[START OF DATA RECORDS]
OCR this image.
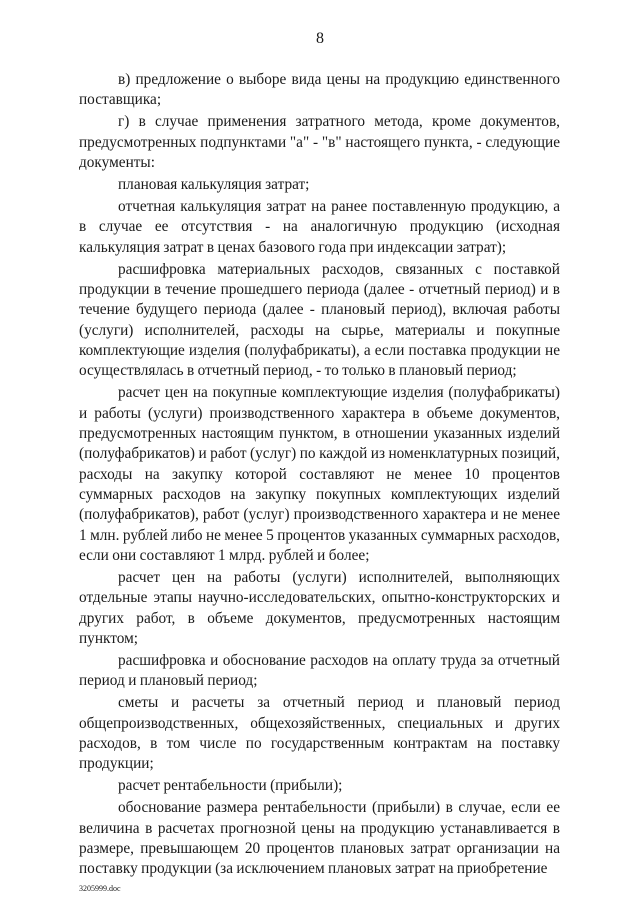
8

в) предложение о выборе вида цены на продукцию единственного поставщика;

г) в случае применения затратного метода, кроме документов, предусмотренных подпунктами "а" - "в" настоящего пункта, - следующие документы:

плановая калькуляция затрат;

отчетная калькуляция затрат на ранее поставленную продукцию, а в случае ее отсутствия - на аналогичную продукцию (исходная калькуляция затрат в ценах базового года при индексации затрат);

расшифровка материальных расходов, связанных с поставкой продукции в течение прошедшего периода (далее - отчетный период) и в течение будущего периода (далее - плановый период), включая работы (услуги) исполнителей, расходы на сырье, материалы и покупные комплектующие изделия (полуфабрикаты), а если поставка продукции не осуществлялась в отчетный период, - то только в плановый период;

расчет цен на покупные комплектующие изделия (полуфабрикаты) и работы (услуги) производственного характера в объеме документов, предусмотренных настоящим пунктом, в отношении указанных изделий (полуфабрикатов) и работ (услуг) по каждой из номенклатурных позиций, расходы на закупку которой составляют не менее 10 процентов суммарных расходов на закупку покупных комплектующих изделий (полуфабрикатов), работ (услуг) производственного характера и не менее 1 млн. рублей либо не менее 5 процентов указанных суммарных расходов, если они составляют 1 млрд. рублей и более;

расчет цен на работы (услуги) исполнителей, выполняющих отдельные этапы научно-исследовательских, опытно-конструкторских и других работ, в объеме документов, предусмотренных настоящим пунктом;

расшифровка и обоснование расходов на оплату труда за отчетный период и плановый период;

сметы и расчеты за отчетный период и плановый период общепроизводственных, общехозяйственных, специальных и других расходов, в том числе по государственным контрактам на поставку продукции;

расчет рентабельности (прибыли);

обоснование размера рентабельности (прибыли) в случае, если ее величина в расчетах прогнозной цены на продукцию устанавливается в размере, превышающем 20 процентов плановых затрат организации на поставку продукции (за исключением плановых затрат на приобретение

3205999.doc
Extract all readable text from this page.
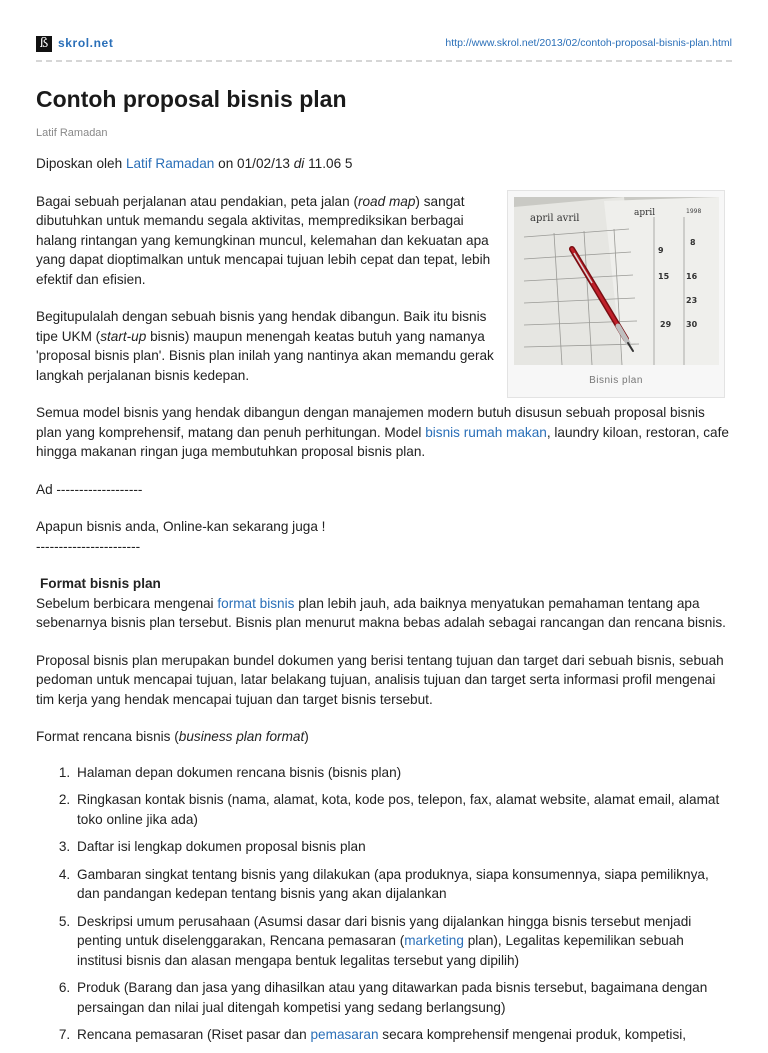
ß skrol.net	http://www.skrol.net/2013/02/contoh-proposal-bisnis-plan.html
Contoh proposal bisnis plan
Latif Ramadan
april avril	april	1998
8
9
15 16
23
29 30
Bisnis plan

Diposkan oleh Latif Ramadan on 01/02/13 di 11.06 5

Bagai sebuah perjalanan atau pendakian, peta jalan (road map) sangat dibutuhkan untuk memandu segala aktivitas, memprediksikan berbagai halang rintangan yang kemungkinan muncul, kelemahan dan kekuatan apa yang dapat dioptimalkan untuk mencapai tujuan lebih cepat dan tepat, lebih efektif dan efisien.

Begitupulalah dengan sebuah bisnis yang hendak dibangun. Baik itu bisnis tipe UKM (start-up bisnis) maupun menengah keatas butuh yang namanya 'proposal bisnis plan'. Bisnis plan inilah yang nantinya akan memandu gerak langkah perjalanan bisnis kedepan.

Semua model bisnis yang hendak dibangun dengan manajemen modern butuh disusun sebuah proposal bisnis plan yang komprehensif, matang dan penuh perhitungan. Model bisnis rumah makan, laundry kiloan, restoran, cafe hingga makanan ringan juga membutuhkan proposal bisnis plan.

Ad -------------------

Apapun bisnis anda, Online-kan sekarang juga !
-----------------------

Format bisnis plan
Sebelum berbicara mengenai format bisnis plan lebih jauh, ada baiknya menyatukan pemahaman tentang apa sebenarnya bisnis plan tersebut. Bisnis plan menurut makna bebas adalah sebagai rancangan dan rencana bisnis.

Proposal bisnis plan merupakan bundel dokumen yang berisi tentang tujuan dan target dari sebuah bisnis, sebuah pedoman untuk mencapai tujuan, latar belakang tujuan, analisis tujuan dan target serta informasi profil mengenai tim kerja yang hendak mencapai tujuan dan target bisnis tersebut.

Format rencana bisnis (business plan format)

1. Halaman depan dokumen rencana bisnis (bisnis plan)
2. Ringkasan kontak bisnis (nama, alamat, kota, kode pos, telepon, fax, alamat website, alamat email, alamat toko online jika ada)
3. Daftar isi lengkap dokumen proposal bisnis plan
4. Gambaran singkat tentang bisnis yang dilakukan (apa produknya, siapa konsumennya, siapa pemiliknya, dan pandangan kedepan tentang bisnis yang akan dijalankan
5. Deskripsi umum perusahaan (Asumsi dasar dari bisnis yang dijalankan hingga bisnis tersebut menjadi penting untuk diselenggarakan, Rencana pemasaran (marketing plan), Legalitas kepemilikan sebuah institusi bisnis dan alasan mengapa bentuk legalitas tersebut yang dipilih)
6. Produk (Barang dan jasa yang dihasilkan atau yang ditawarkan pada bisnis tersebut, bagaimana dengan persaingan dan nilai jual ditengah kompetisi yang sedang berlangsung)
7. Rencana pemasaran (Riset pasar dan pemasaran secara komprehensif mengenai produk, kompetisi,
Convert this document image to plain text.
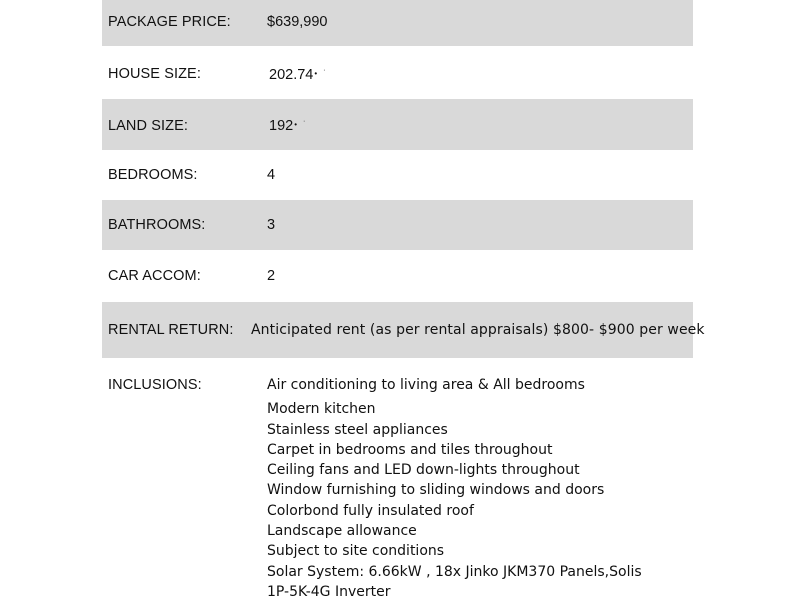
PACKAGE PRICE: $639,990
HOUSE SIZE:	202.74• ·
LAND SIZE:	192• ·
BEDROOMS:	4
BATHROOMS:	3
CAR ACCOM:	2
RENTAL RETURN: Anticipated rent (as per rental appraisals) $800- $900 per week
INCLUSIONS:	Air conditioning to living area & All bedrooms
Modern kitchen
Stainless steel appliances
Carpet in bedrooms and tiles throughout
Ceiling fans and LED down-lights throughout
Window furnishing to sliding windows and doors
Colorbond fully insulated roof
Landscape allowance
Subject to site conditions
Solar System: 6.66kW , 18x Jinko JKM370 Panels,Solis
1P-5K-4G Inverter
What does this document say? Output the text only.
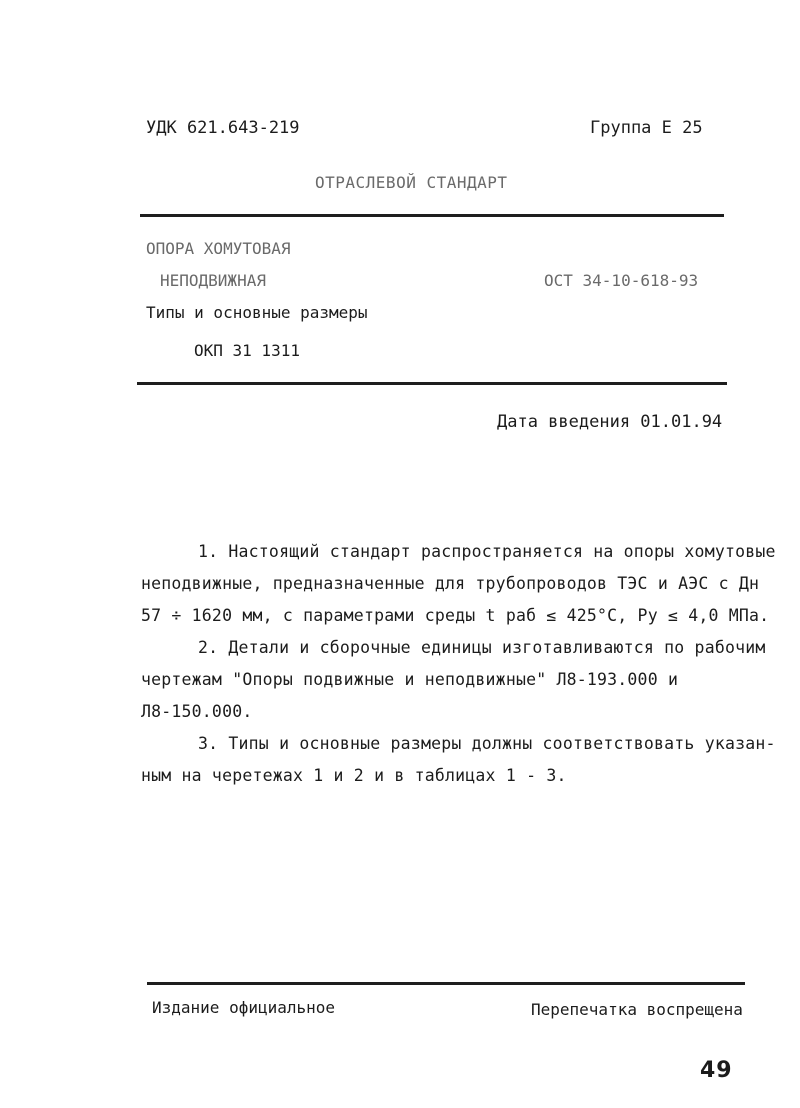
УДК 621.643-219	Группа Е 25
ОТРАСЛЕВОЙ СТАНДАРТ
ОПОРА ХОМУТОВАЯ
НЕПОДВИЖНАЯ	ОСТ 34-10-618-93
Типы и основные размеры
ОКП 31 1311
Дата введения 01.01.94
1. Настоящий стандарт распространяется на опоры хомутовые
неподвижные, предназначенные для трубопроводов ТЭС и АЭС с Дн
57 ÷ 1620 мм, с параметрами среды t раб ≤ 425°С, Ру ≤ 4,0 МПа.
2. Детали и сборочные единицы изготавливаются по рабочим
чертежам "Опоры подвижные и неподвижные" Л8-193.000 и
Л8-150.000.
3. Типы и основные размеры должны соответствовать указан-
ным на черетежах 1 и 2 и в таблицах 1 - 3.
Издание официальное	Перепечатка воспрещена
49
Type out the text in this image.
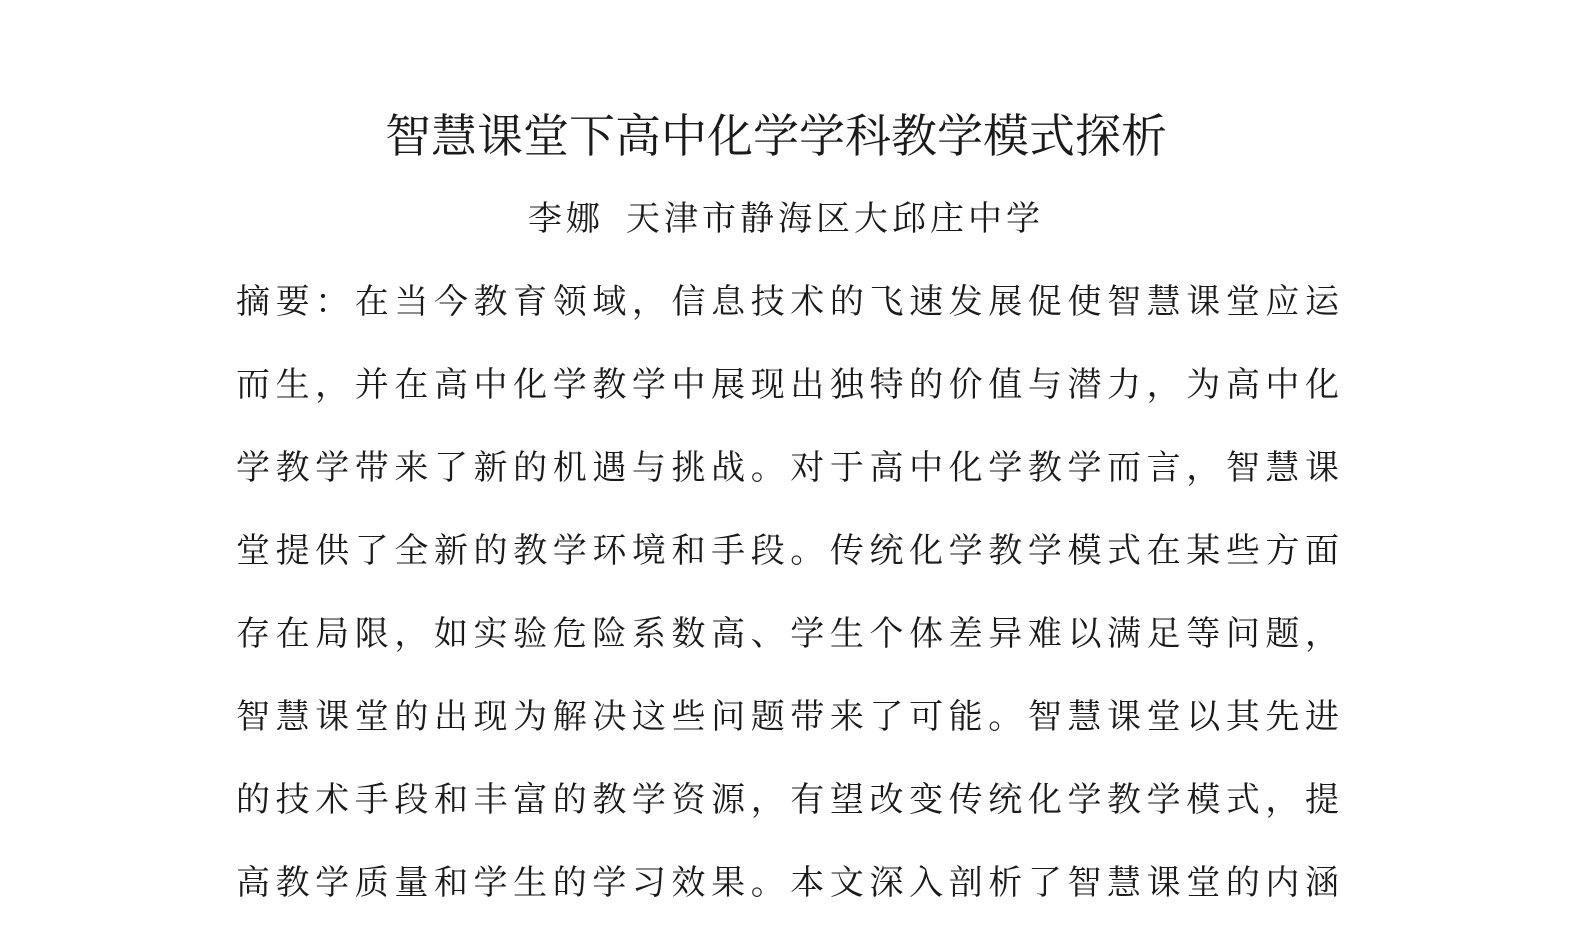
智慧课堂下高中化学学科教学模式探析
李娜 天津市静海区大邱庄中学
摘要：在当今教育领域，信息技术的飞速发展促使智慧课堂应运
而生，并在高中化学教学中展现出独特的价值与潜力，为高中化
学教学带来了新的机遇与挑战。对于高中化学教学而言，智慧课
堂提供了全新的教学环境和手段。传统化学教学模式在某些方面
存在局限，如实验危险系数高、学生个体差异难以满足等问题，
智慧课堂的出现为解决这些问题带来了可能。智慧课堂以其先进
的技术手段和丰富的教学资源，有望改变传统化学教学模式，提
高教学质量和学生的学习效果。本文深入剖析了智慧课堂的内涵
[END OF DATA RECORDS]
■ SET PROBLEM ■
Which lines hold the string "неподвижные"? List them all.

■ OUTPUT FOR THIS EXERCISE ■
неподвижные, предназначенные для трубопроводов ТЭС и АЭС с Дн
чертежам "Опоры подвижные и неподвижные" Л8-193.000 и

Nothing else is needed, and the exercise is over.